### WRITTEN REQUEST
Write out the records word for word, with no pictures.

>>>>>

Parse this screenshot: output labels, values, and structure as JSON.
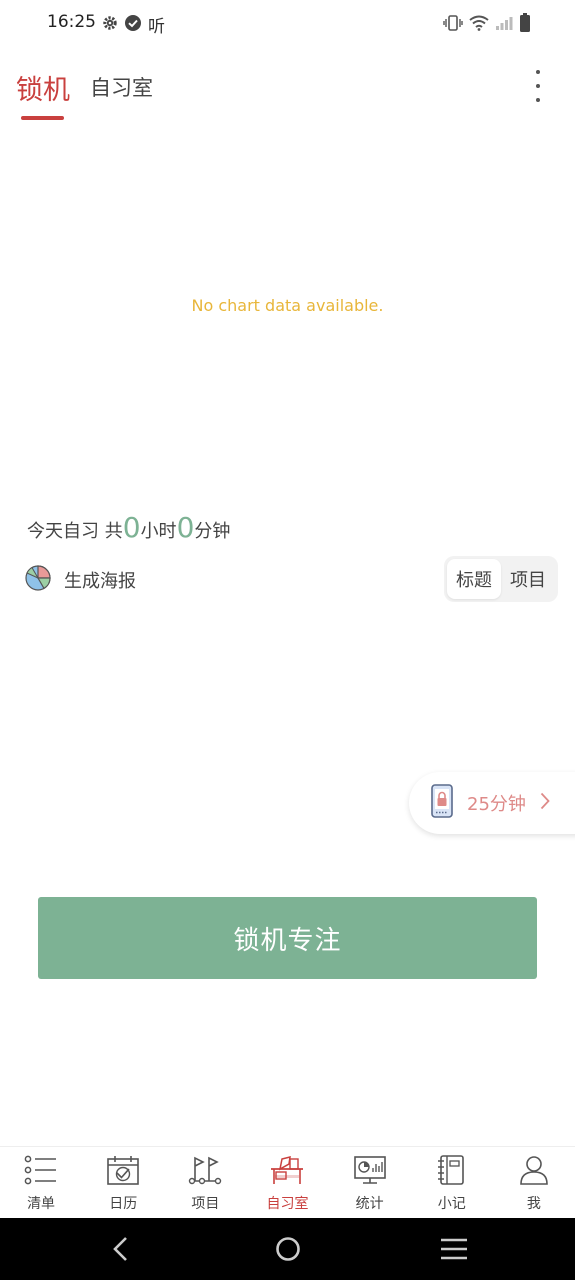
{
  "status_bar": {
    "time": "16:25",
    "listen_label": "听"
  },
  "top_tabs": {
    "lock_tab": "锁机",
    "study_tab": "自习室"
  },
  "chart": {
    "empty_message": "No chart data available."
  },
  "today": {
    "prefix": "今天自习 共",
    "hours": "0",
    "hours_unit": "小时",
    "minutes": "0",
    "minutes_unit": "分钟"
  },
  "poster": {
    "label": "生成海报"
  },
  "segment": {
    "options": [
      "标题",
      "项目"
    ],
    "selected": "标题"
  },
  "timer": {
    "label": "25分钟"
  },
  "focus_button": {
    "label": "锁机专注"
  },
  "bottom_nav": {
    "items": [
      {
        "label": "清单",
        "icon": "list-icon"
      },
      {
        "label": "日历",
        "icon": "calendar-icon"
      },
      {
        "label": "项目",
        "icon": "project-icon"
      },
      {
        "label": "自习室",
        "icon": "study-room-icon"
      },
      {
        "label": "统计",
        "icon": "stats-icon"
      },
      {
        "label": "小记",
        "icon": "notebook-icon"
      },
      {
        "label": "我",
        "icon": "profile-icon"
      }
    ],
    "active": "自习室"
  },
  "colors": {
    "accent_red": "#c9403e",
    "focus_green": "#7db294",
    "empty_text_yellow": "#e8b63a",
    "timer_pink": "#de8a88"
  }
}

<<<<<

### CORRECT OUTPUT
Parse this screenshot: output labels, values, and structure as JSON.
{
  "status_bar": {
    "time": "16:25",
    "listen_label": "听"
  },
  "top_tabs": {
    "lock_tab": "锁机",
    "study_tab": "自习室"
  },
  "chart": {
    "empty_message": "No chart data available."
  },
  "today": {
    "prefix": "今天自习 共",
    "hours": "0",
    "hours_unit": "小时",
    "minutes": "0",
    "minutes_unit": "分钟"
  },
  "poster": {
    "label": "生成海报"
  },
  "segment": {
    "options": [
      "标题",
      "项目"
    ],
    "selected": "标题"
  },
  "timer": {
    "label": "25分钟"
  },
  "focus_button": {
    "label": "锁机专注"
  },
  "bottom_nav": {
    "items": [
      {
        "label": "清单",
        "icon": "list-icon"
      },
      {
        "label": "日历",
        "icon": "calendar-icon"
      },
      {
        "label": "项目",
        "icon": "project-icon"
      },
      {
        "label": "自习室",
        "icon": "study-room-icon"
      },
      {
        "label": "统计",
        "icon": "stats-icon"
      },
      {
        "label": "小记",
        "icon": "notebook-icon"
      },
      {
        "label": "我",
        "icon": "profile-icon"
      }
    ],
    "active": "自习室"
  },
  "colors": {
    "accent_red": "#c9403e",
    "focus_green": "#7db294",
    "empty_text_yellow": "#e8b63a",
    "timer_pink": "#de8a88"
  }
}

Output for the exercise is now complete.